Document text:
========================================

"Internet interconnection has nothing to do with net neutrality; it’s all about Netflix wanting to unfairly shift its costs from its customers to all Internet customers, regardless of whether they subscribe to Netflix or not."
Really it's Comcast's customers who are using Netflix and those customers are paying them for an X Mbps connection. I don't see what difference it makes if the data comes from Netflix or some other source. It sounds like what Comcast really wants are data caps for their users but those don't do well with consumers. Instead they're targeting the largest content suppliers.
>It sounds like what Comcast really wants are data caps for their users but those don't do well with consumers. Instead they're targeting the largest content suppliers.
This is exactly the issue. The ISPs got themselves into a corner. They created a market of unlimited plans and can't back out from that, so can't charge more to their own heavy users who are the cause of the need for network upgrades. Since a lot of that heavy use is of paid services, they figure they can go after that money pool instead.
> With this logic, why should anyone have to pay for hosting bandwidth?

========================================

Problems to solve:
1 > Do these statements agree with the Comcast and Netflix discussion? For each, answer yes or no and quote the words from the discussion that decide it.
(a) The ISPs created a market of unlimited plans.
(b) Comcast's customers pay for an X Mbps connection.
(c) Data caps do well with consumers.
2 > In the Comcast and Netflix discussion, who is named as the cause of the need for network upgrades?
3 > Could you carry the Comcast and Netflix discussion on from its last line?
The data that comes next is separate from the Comcast and Netflix discussion.

========================================

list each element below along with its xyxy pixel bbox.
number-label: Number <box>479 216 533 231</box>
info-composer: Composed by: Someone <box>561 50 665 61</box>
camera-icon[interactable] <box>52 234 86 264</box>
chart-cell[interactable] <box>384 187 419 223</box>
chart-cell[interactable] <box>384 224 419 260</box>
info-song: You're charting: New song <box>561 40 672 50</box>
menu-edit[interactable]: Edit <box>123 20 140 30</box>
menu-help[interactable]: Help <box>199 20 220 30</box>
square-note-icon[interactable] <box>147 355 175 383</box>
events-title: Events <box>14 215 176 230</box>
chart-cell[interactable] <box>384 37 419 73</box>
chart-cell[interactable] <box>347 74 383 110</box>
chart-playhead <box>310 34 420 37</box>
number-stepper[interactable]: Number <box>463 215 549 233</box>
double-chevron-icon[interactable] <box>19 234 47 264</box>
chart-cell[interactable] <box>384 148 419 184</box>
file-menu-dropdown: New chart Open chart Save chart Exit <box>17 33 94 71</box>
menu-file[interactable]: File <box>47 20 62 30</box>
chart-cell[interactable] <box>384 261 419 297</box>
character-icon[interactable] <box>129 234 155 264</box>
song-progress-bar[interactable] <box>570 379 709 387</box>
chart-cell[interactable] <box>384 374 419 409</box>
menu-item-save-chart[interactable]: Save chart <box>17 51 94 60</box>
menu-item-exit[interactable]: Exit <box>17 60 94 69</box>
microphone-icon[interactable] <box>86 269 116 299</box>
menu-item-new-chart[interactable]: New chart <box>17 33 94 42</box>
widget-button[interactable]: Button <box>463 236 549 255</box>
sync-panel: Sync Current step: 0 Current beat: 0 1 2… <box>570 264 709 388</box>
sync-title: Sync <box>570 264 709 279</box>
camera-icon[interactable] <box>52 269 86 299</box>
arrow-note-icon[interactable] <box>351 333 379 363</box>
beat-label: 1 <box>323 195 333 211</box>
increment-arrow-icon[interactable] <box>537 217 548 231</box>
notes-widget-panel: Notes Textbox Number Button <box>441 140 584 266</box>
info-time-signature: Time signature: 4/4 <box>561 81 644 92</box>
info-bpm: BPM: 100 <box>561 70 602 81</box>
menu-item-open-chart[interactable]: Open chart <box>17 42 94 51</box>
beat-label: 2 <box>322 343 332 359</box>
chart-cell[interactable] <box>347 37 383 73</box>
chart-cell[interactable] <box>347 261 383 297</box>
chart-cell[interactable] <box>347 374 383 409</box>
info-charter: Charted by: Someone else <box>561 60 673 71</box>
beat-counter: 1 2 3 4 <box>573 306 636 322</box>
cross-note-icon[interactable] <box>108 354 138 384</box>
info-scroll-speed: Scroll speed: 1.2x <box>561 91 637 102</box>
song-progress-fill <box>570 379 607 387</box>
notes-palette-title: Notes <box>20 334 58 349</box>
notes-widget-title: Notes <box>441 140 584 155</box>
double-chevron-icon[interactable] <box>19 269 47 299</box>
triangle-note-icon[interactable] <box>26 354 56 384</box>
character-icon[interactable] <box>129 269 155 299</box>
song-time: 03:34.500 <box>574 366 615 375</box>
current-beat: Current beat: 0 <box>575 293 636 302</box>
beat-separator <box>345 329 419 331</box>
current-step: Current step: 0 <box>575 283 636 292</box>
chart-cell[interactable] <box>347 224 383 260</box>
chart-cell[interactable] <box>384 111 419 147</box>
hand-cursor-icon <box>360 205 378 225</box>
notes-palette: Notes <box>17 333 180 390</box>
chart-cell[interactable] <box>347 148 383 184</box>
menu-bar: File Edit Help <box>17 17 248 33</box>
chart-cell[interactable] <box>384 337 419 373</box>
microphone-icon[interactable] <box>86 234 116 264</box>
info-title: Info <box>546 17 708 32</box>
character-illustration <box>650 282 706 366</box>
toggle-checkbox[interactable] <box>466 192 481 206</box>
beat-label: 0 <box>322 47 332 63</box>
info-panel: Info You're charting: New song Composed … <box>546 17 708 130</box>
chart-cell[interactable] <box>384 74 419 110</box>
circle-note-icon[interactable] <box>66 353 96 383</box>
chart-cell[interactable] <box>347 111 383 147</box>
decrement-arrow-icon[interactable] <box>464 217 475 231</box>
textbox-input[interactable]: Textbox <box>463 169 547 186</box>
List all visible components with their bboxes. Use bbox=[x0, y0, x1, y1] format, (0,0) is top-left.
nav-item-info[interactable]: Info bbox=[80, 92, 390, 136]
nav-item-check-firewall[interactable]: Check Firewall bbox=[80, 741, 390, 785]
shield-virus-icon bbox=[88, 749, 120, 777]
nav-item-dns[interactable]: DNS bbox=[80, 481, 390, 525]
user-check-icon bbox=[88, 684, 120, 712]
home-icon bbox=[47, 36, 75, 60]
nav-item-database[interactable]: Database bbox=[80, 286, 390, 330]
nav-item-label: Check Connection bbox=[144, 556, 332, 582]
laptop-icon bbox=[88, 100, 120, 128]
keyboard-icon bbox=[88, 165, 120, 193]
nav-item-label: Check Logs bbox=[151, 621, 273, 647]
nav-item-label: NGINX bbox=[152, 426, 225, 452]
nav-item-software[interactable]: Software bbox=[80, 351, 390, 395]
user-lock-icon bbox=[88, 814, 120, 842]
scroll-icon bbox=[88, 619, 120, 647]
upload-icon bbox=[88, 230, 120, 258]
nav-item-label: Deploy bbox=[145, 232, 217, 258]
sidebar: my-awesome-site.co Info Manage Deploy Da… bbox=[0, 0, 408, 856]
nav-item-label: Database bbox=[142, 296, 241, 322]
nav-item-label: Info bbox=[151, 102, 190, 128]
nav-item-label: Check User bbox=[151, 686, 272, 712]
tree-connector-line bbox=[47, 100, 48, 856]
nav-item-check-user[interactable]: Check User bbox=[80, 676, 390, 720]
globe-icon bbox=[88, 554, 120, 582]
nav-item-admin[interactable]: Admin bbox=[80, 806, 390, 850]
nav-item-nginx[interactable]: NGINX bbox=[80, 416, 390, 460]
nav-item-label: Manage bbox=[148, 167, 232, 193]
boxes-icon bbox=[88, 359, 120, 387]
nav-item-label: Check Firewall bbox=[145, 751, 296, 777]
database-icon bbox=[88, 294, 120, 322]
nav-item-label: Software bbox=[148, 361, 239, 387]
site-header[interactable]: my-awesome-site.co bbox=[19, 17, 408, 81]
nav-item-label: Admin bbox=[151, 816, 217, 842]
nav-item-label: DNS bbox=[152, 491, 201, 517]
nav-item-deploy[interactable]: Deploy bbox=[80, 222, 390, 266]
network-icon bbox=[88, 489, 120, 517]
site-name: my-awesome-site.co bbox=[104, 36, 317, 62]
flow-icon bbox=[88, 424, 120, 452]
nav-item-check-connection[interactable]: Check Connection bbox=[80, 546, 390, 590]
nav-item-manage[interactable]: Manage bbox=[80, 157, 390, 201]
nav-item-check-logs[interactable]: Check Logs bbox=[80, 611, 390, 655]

========================================

Per-task answers:
1 >
(a) Yes: "They created a market of unlimited plans and can't back out from that"
(b) Yes: "those customers are paying them for an X Mbps connection"
(c) No: "those don't do well with consumers"

2 > The ISPs' own heavy users.

3 >
Because you still have to get the traffic from the datacenter to the peering point. That's what you're buying when you pay for hosting bandwidth -- transit. You're paying somebody to get the traffic to all the networks in the whole world.
The last mile provider isn't providing transit. You peer with them at their facility. The connection from their customers to their facility was paid for by their customers. The connection from their facility to yours is provided by you (or by the actual transit provider you paid). So what would you be paying them for?
It's nothing but a monopoly rent you have to pay because there is no other way to reach their customers.
So, if Netflix just increases data that viewers are sending it, it's okay?
So if Netflix adds
setInterval('EqualizeBandwidth',1000/24)
function EqualizeBandwidth(){
$.post('netflix.com/dosbox', {data:randomLongStringEqualtoVideoFrame+1});
}
Then comcast will pay them. (And most subscribers will be fine if they only watch < 31 movies a month given an 8gb movie.)
But bonus if netflix causes every one of their customers to hit the 250gb cap and therefore hate comcast. Any politician that has family trying to watch netflix would complain of overages then and shut comcast out.
If you're willing to hand off traffic to Comcast at any and all points of their choosing (aka cold-potato routing), then I'd say you should get free peering because you're doing Comcast such a favor.
Really it's Comcast's customers who are using Netflix and those customers are paying them for an X Mbps connection. I don't see what difference it makes if the data comes from Netflix or some other source. It sounds like what Comcast really wants are data caps for their users but those don't do well with consumers. Instead they're targeting the largest content suppliers.